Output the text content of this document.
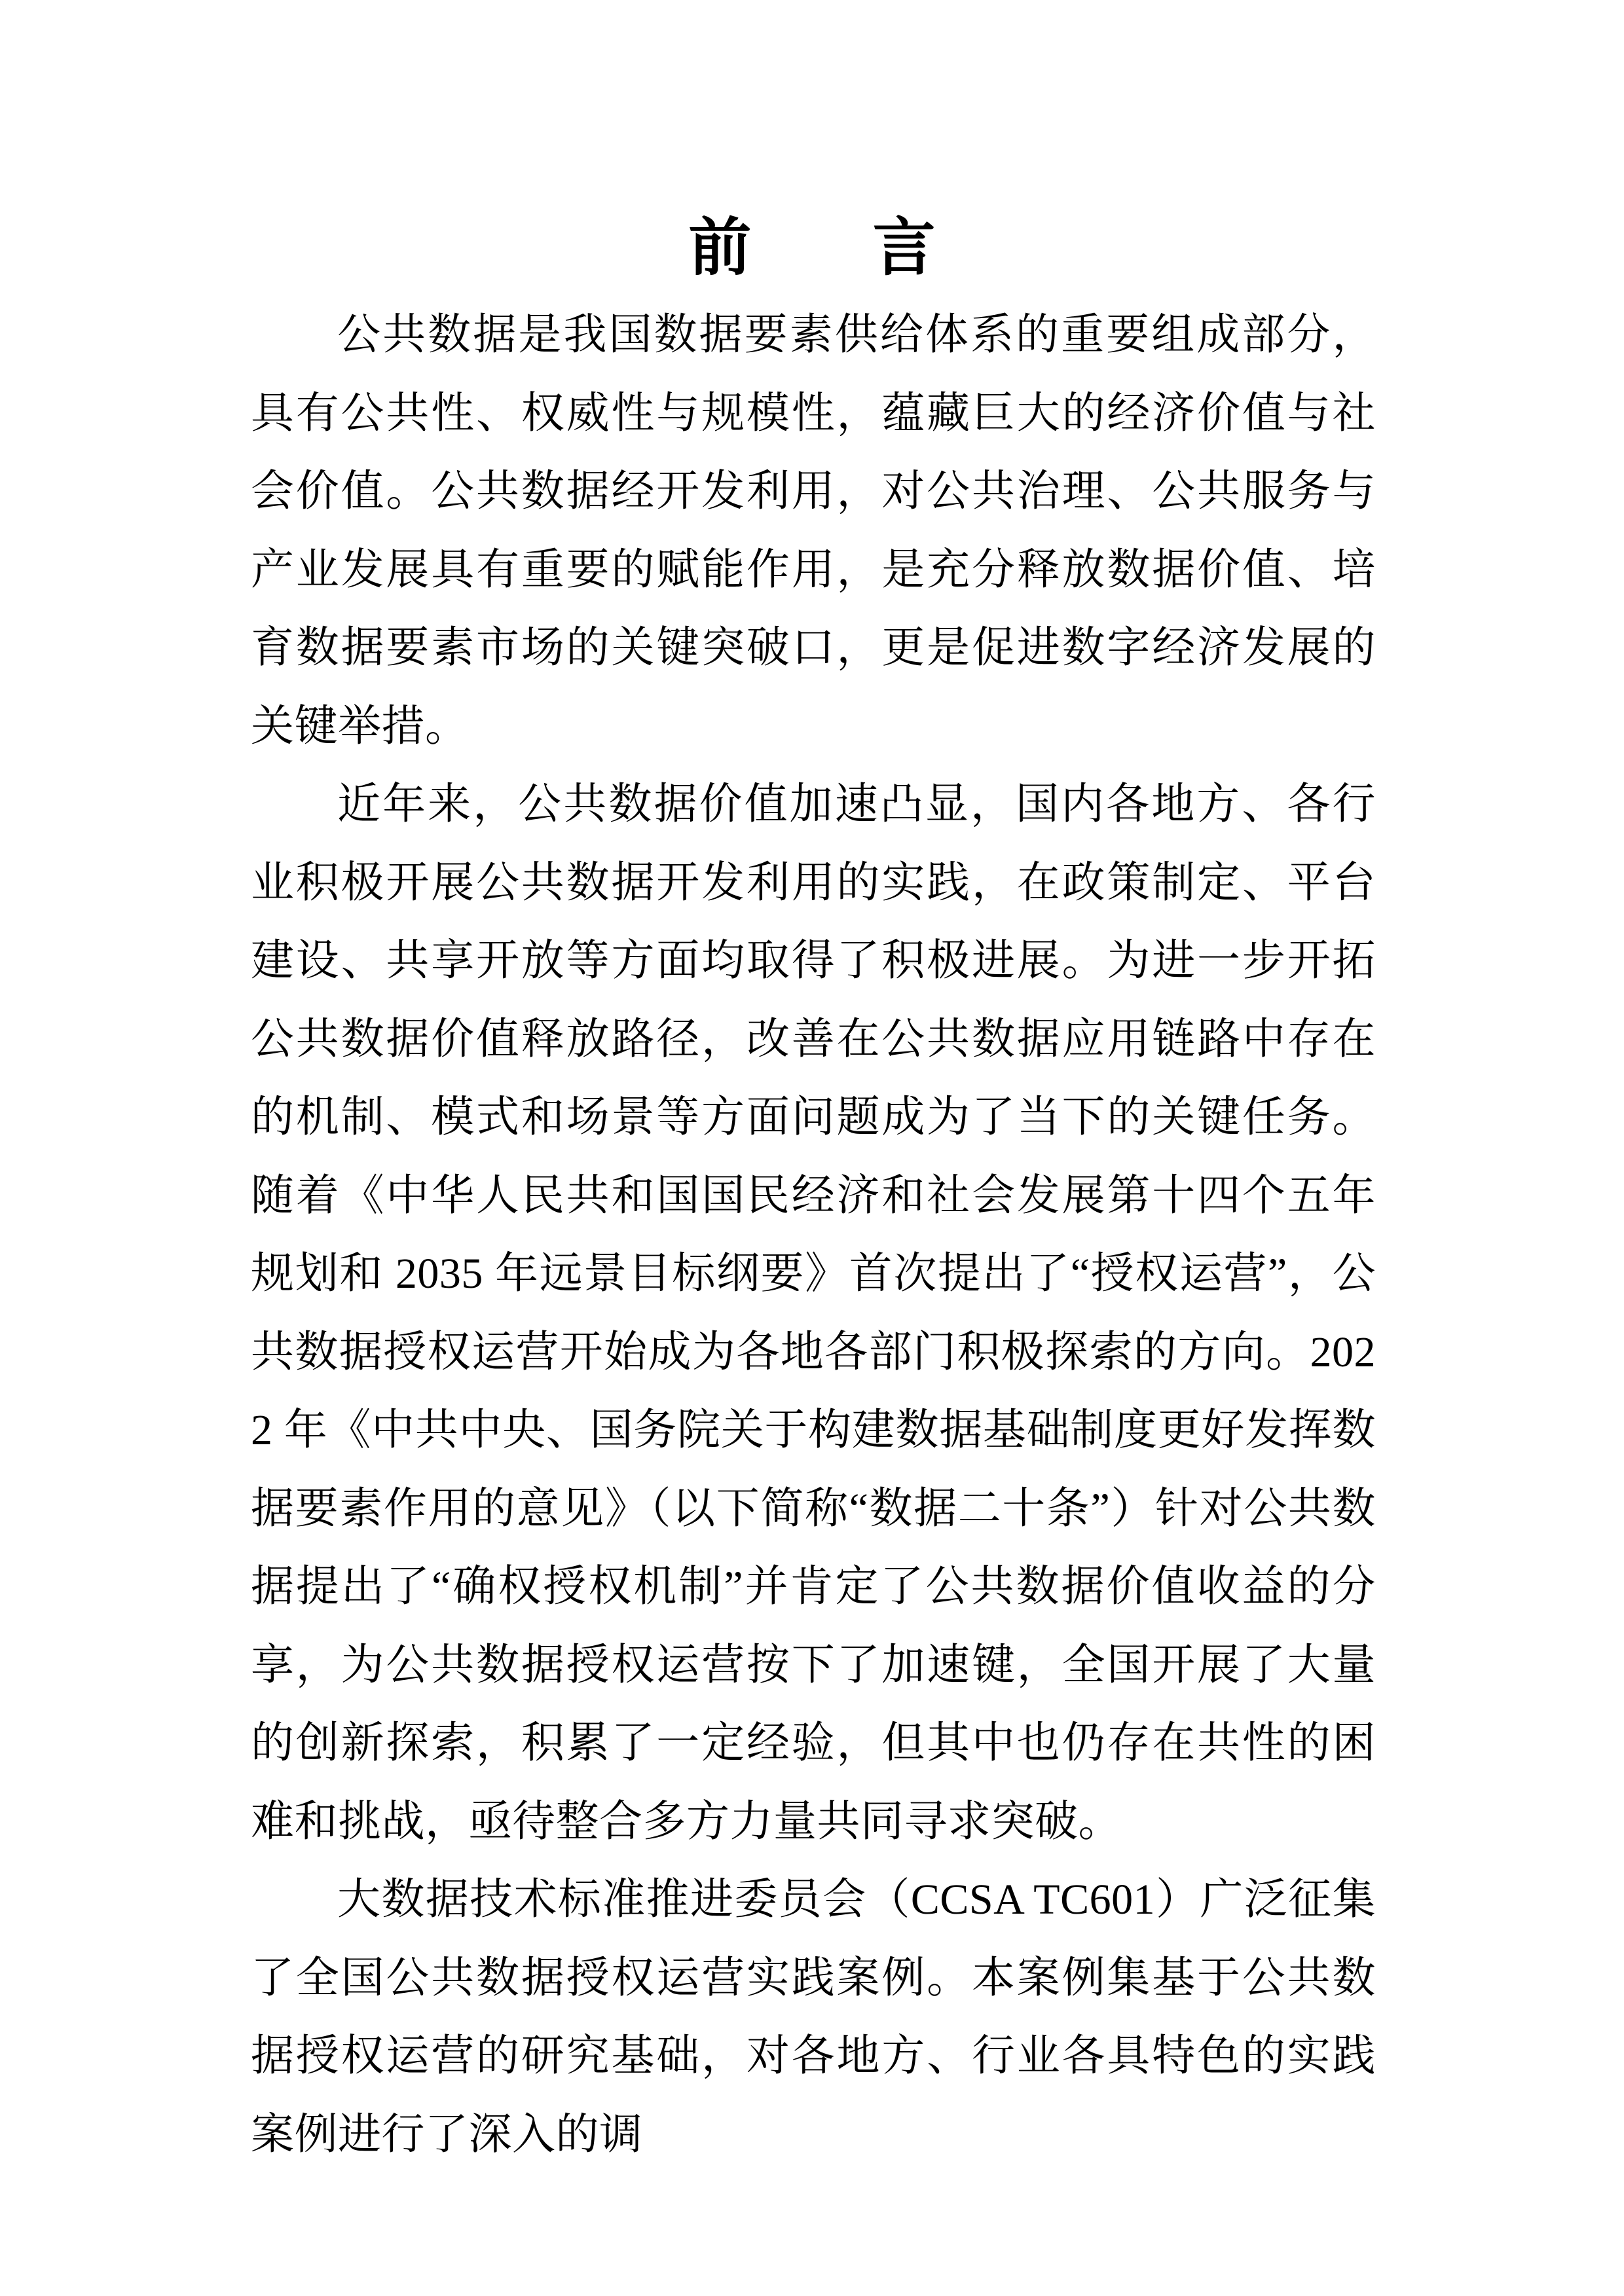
前  言

公共数据是我国数据要素供给体系的重要组成部分，具有公共性、权威性与规模性，蕴藏巨大的经济价值与社会价值。公共数据经开发利用，对公共治理、公共服务与产业发展具有重要的赋能作用，是充分释放数据价值、培育数据要素市场的关键突破口，更是促进数字经济发展的关键举措。

近年来，公共数据价值加速凸显，国内各地方、各行业积极开展公共数据开发利用的实践，在政策制定、平台建设、共享开放等方面均取得了积极进展。为进一步开拓公共数据价值释放路径，改善在公共数据应用链路中存在的机制、模式和场景等方面问题成为了当下的关键任务。随着《中华人民共和国国民经济和社会发展第十四个五年规划和 2035 年远景目标纲要》首次提出了“授权运营”，公共数据授权运营开始成为各地各部门积极探索的方向。2022 年《中共中央、国务院关于构建数据基础制度更好发挥数据要素作用的意见》（以下简称“数据二十条”）针对公共数据提出了“确权授权机制”并肯定了公共数据价值收益的分享，为公共数据授权运营按下了加速键，全国开展了大量的创新探索，积累了一定经验，但其中也仍存在共性的困难和挑战，亟待整合多方力量共同寻求突破。

大数据技术标准推进委员会（CCSA TC601）广泛征集了全国公共数据授权运营实践案例。本案例集基于公共数据授权运营的研究基础，对各地方、行业各具特色的实践案例进行了深入的调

▶ **WHAT TO DO**
Drop the images and quote the entries word for word.

▶ **EXERCISE OUTPUT**
Output the text content of this document.
前  言

公共数据是我国数据要素供给体系的重要组成部分，具有公共性、权威性与规模性，蕴藏巨大的经济价值与社会价值。公共数据经开发利用，对公共治理、公共服务与产业发展具有重要的赋能作用，是充分释放数据价值、培育数据要素市场的关键突破口，更是促进数字经济发展的关键举措。

近年来，公共数据价值加速凸显，国内各地方、各行业积极开展公共数据开发利用的实践，在政策制定、平台建设、共享开放等方面均取得了积极进展。为进一步开拓公共数据价值释放路径，改善在公共数据应用链路中存在的机制、模式和场景等方面问题成为了当下的关键任务。随着《中华人民共和国国民经济和社会发展第十四个五年规划和 2035 年远景目标纲要》首次提出了“授权运营”，公共数据授权运营开始成为各地各部门积极探索的方向。2022 年《中共中央、国务院关于构建数据基础制度更好发挥数据要素作用的意见》（以下简称“数据二十条”）针对公共数据提出了“确权授权机制”并肯定了公共数据价值收益的分享，为公共数据授权运营按下了加速键，全国开展了大量的创新探索，积累了一定经验，但其中也仍存在共性的困难和挑战，亟待整合多方力量共同寻求突破。

大数据技术标准推进委员会（CCSA TC601）广泛征集了全国公共数据授权运营实践案例。本案例集基于公共数据授权运营的研究基础，对各地方、行业各具特色的实践案例进行了深入的调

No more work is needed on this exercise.